== EXERCISE BRIEF ==
Identify each line holding the string "arrow" and copy it.

[Data items]
::::::
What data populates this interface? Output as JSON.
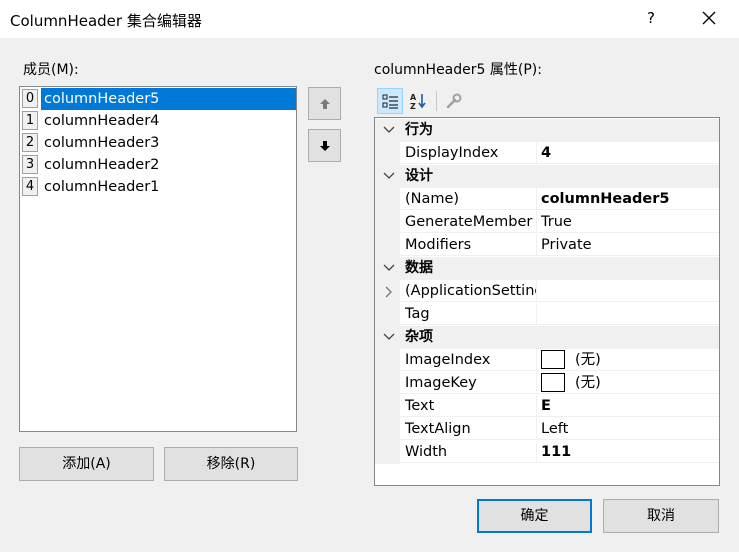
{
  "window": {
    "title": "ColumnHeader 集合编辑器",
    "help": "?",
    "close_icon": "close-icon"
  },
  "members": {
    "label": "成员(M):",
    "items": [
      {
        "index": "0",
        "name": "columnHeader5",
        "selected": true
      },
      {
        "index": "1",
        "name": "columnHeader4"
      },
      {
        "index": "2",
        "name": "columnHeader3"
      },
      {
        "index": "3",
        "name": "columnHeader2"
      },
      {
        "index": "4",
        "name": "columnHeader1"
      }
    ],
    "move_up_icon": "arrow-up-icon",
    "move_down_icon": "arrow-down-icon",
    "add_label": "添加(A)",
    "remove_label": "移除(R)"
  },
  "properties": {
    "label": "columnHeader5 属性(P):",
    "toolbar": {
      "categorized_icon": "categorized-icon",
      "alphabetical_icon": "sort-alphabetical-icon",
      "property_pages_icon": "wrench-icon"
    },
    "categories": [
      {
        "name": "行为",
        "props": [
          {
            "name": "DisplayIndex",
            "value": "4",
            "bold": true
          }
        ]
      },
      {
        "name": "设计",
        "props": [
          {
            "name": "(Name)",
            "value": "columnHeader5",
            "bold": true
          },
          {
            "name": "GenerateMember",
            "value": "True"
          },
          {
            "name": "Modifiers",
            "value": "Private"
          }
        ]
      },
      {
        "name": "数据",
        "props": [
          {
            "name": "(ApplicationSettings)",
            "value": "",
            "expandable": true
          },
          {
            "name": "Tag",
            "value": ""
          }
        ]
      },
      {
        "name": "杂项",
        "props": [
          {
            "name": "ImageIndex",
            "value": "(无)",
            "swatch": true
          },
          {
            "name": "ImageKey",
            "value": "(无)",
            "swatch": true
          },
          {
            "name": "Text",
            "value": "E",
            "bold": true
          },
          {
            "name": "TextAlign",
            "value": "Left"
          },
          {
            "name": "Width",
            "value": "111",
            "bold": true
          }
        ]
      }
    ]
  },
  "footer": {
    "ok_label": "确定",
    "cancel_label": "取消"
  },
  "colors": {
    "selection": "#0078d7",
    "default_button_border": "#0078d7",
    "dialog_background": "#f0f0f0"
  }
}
::::::
== FINAL RESULT ==
    "move_up_icon": "arrow-up-icon",
    "move_down_icon": "arrow-down-icon",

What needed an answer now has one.